-- start of EXCERPT --

My gf, tina btw, says she has everything covered because of wick, welfare and SSI, yet she will call me up sometimes to ***** at me! What does this freaking mean? Does this mean she DOES love me and she wants me to make sure we can rasie this family TOGETHER?

The lastest? HA, she was fighting me badly for the past week and then friday she calls me asking if my mother will pick her up from the train station. She wanted to get away from her gmom cuz she was talking about dyfis and tina really hasn't done ANYTHING wrong for them! Since I do love BOTH of my girls I forced my mother to allow her to come here, we had a good time even too and slept together! Then, sunday we have a christing for my daughter, christie btw, and I actually was severly hurt by tina because she didn't want to stand up to her best friend or anyone else, to give me a seat next to her. Stupid I kno but we all kno what the effects of love can do to us. We also had broke up on thursday, like i said she came friday and we saw each other sunday.

Saturday, CHILDSUPPORT HEARING...finally came in since tina told me she HAD to go on it for welfare. I am not mad at all about it but the fear of august 9 is bad..am I going to go to jail since I have NO MONEY and no job? Will they allow me to go to job core which i have not been wanting to do for over a year but feel I should?

I love tina and christie with all my heart and I don't know what to do! Tina at one point last week said she don't care if I go to jail do/don't get a job...she doesn't care any more basicly. But then she will tell me in the same sentence that she does love me and will always love me!

HELP ME PLEASE!

(btw, there is only one bus stop by my house, and it goes into a REALLY bad neighborhood that something happened to me down there so i don't go there....plus I have no money. Most jobs are 5 to 10 miles away, expect the one i JUST lost which was RIGHT FREAKING NEXT DOOR!)


----------



## serendipity666 (Jul 16, 2007)

heh

Its hard work living in the grown up world. You do have plus points. You realise that you need to get serious, sort your life, get responsible. Trust me, some men get to there 40's or 50's even, being carried by there women and never learn to take responsibility. You want to sort your life, where do you begin??

Easy, start at the beginning. Take a small step to wherever. Ditch the computer games, the lazy attitude because that is all it is. Its a mind set, you tell yourself your lazy your gonna live up to that standard. Get some enthusiasm for your life. Get a picture of your daughter, put it beside your bed, look at it every single morning, do it for her.

-- end of EXCERPT --
-- start of MATERIAL SUPPLIED --

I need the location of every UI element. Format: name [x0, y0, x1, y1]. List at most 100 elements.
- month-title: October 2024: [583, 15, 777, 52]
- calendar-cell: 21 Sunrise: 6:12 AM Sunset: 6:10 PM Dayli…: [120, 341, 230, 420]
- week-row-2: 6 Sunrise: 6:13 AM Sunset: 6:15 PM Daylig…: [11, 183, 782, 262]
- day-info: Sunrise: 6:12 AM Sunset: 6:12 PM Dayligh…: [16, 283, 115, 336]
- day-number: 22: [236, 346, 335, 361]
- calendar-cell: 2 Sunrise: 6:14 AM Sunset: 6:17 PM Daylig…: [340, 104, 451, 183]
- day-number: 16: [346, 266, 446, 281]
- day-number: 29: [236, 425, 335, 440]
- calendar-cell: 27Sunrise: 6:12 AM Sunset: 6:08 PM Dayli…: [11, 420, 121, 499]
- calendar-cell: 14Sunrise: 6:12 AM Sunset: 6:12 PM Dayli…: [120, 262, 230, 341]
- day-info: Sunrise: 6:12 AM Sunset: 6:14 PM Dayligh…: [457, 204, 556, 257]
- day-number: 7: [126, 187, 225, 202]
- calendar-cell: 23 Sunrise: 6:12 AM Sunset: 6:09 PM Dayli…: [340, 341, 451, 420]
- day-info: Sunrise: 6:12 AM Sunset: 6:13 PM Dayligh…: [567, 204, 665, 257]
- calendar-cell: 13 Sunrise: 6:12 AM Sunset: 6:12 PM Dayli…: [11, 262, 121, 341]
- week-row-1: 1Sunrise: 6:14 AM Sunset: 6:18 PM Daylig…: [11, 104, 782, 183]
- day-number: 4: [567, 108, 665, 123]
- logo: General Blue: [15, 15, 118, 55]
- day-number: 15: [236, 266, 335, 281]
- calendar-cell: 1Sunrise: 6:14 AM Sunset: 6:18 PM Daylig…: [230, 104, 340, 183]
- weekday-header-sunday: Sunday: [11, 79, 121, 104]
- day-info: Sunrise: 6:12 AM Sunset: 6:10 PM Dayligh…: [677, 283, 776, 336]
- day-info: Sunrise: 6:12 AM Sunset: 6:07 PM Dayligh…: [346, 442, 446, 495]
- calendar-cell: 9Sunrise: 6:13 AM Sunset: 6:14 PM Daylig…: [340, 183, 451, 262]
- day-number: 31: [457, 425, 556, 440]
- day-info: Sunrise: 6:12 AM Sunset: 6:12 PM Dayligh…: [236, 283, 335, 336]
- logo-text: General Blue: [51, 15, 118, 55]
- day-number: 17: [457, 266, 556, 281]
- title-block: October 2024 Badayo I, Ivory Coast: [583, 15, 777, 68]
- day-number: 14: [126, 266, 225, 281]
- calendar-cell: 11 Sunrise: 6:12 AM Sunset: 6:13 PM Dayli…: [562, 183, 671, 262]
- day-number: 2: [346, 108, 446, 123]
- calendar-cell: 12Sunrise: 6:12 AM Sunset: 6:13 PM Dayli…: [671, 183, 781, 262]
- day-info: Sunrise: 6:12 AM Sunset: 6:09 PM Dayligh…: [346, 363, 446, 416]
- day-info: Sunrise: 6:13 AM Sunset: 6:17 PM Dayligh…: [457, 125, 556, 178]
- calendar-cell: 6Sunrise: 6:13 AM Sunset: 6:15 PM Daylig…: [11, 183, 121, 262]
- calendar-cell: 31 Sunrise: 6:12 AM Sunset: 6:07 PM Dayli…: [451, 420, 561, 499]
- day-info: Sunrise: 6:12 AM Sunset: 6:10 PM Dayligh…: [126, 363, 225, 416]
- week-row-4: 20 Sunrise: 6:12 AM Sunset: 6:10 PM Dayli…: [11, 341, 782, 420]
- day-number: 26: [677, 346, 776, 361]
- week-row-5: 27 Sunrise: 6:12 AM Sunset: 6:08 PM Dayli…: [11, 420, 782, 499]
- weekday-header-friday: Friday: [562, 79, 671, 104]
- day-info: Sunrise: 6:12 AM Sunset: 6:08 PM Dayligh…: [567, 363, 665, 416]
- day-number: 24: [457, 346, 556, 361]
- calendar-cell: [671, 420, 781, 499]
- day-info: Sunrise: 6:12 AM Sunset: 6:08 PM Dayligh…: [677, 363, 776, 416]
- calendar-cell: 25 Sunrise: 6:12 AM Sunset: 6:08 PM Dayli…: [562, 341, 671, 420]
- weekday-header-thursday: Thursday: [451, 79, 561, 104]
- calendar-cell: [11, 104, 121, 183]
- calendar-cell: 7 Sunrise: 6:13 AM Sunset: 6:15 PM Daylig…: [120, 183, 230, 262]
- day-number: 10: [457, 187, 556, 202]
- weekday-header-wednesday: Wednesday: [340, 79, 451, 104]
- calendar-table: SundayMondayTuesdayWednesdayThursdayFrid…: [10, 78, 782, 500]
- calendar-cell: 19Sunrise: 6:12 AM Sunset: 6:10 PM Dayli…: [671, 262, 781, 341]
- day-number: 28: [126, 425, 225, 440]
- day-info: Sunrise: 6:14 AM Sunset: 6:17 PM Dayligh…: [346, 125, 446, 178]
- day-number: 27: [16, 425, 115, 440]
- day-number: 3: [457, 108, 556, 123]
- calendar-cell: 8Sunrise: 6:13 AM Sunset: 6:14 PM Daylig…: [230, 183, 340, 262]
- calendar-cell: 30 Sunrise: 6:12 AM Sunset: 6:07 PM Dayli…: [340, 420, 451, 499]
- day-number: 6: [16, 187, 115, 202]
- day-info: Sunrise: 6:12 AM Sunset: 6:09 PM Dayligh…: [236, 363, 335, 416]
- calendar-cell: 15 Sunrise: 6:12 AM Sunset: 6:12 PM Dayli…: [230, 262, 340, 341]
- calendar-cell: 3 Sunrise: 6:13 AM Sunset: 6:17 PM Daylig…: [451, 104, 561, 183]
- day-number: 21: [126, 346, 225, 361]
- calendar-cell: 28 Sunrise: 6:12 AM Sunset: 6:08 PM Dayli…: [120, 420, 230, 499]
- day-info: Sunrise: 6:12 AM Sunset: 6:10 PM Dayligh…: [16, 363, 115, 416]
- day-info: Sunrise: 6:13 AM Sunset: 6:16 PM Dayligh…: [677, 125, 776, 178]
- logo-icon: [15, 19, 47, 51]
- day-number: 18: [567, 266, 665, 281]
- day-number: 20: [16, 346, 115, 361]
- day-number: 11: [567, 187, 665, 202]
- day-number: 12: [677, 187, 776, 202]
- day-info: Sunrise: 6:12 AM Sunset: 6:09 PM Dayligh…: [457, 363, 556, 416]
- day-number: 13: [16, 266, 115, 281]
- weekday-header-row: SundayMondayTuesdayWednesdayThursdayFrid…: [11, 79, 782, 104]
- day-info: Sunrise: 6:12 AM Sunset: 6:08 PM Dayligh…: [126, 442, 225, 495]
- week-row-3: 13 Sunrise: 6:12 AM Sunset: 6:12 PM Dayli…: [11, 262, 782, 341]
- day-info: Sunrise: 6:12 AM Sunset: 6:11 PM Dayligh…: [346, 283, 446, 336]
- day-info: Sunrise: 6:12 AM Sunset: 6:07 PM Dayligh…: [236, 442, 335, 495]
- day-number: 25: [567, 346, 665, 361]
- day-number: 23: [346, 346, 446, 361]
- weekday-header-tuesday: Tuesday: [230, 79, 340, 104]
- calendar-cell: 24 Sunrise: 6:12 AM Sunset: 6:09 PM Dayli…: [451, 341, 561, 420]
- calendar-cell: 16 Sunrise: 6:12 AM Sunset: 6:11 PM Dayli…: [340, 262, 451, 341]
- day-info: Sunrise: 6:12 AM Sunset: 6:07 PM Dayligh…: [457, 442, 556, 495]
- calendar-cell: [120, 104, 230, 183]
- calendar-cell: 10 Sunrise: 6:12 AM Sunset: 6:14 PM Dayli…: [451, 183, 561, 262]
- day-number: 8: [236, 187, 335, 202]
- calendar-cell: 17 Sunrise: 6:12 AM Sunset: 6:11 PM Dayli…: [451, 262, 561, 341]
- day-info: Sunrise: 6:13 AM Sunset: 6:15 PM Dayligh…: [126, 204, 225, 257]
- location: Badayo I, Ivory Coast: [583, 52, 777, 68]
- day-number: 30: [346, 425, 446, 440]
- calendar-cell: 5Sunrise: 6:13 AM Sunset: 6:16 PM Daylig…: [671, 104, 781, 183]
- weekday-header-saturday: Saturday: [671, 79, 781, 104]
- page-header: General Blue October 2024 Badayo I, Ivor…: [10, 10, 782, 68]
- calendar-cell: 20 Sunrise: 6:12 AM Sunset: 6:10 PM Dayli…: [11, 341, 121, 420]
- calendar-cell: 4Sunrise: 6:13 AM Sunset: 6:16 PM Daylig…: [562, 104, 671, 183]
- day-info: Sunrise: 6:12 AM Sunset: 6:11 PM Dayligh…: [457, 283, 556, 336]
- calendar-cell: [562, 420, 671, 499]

-- end of MATERIAL SUPPLIED --

SET PROBLEM 1
According to the forum thread, how far from the poster's house are most jobs?
SET PROBLEM 2
Reproduce the passage of the forum thread starting with "HELP ME PLEASE!" and going on through "do you begin??".
The items can be left aside.

FULL SOLUTION 1
Most jobs are 5 to 10 miles away.

FULL SOLUTION 2
HELP ME PLEASE!

(btw, there is only one bus stop by my house, and it goes into a REALLY bad neighborhood that something happened to me down there so i don't go there....plus I have no money. Most jobs are 5 to 10 miles away, expect the one i JUST lost which was RIGHT FREAKING NEXT DOOR!)


----------



## serendipity666 (Jul 16, 2007)

heh

Its hard work living in the grown up world. You do have plus points. You realise that you need to get serious, sort your life, get responsible. Trust me, some men get to there 40's or 50's even, being carried by there women and never learn to take responsibility. You want to sort your life, where do you begin??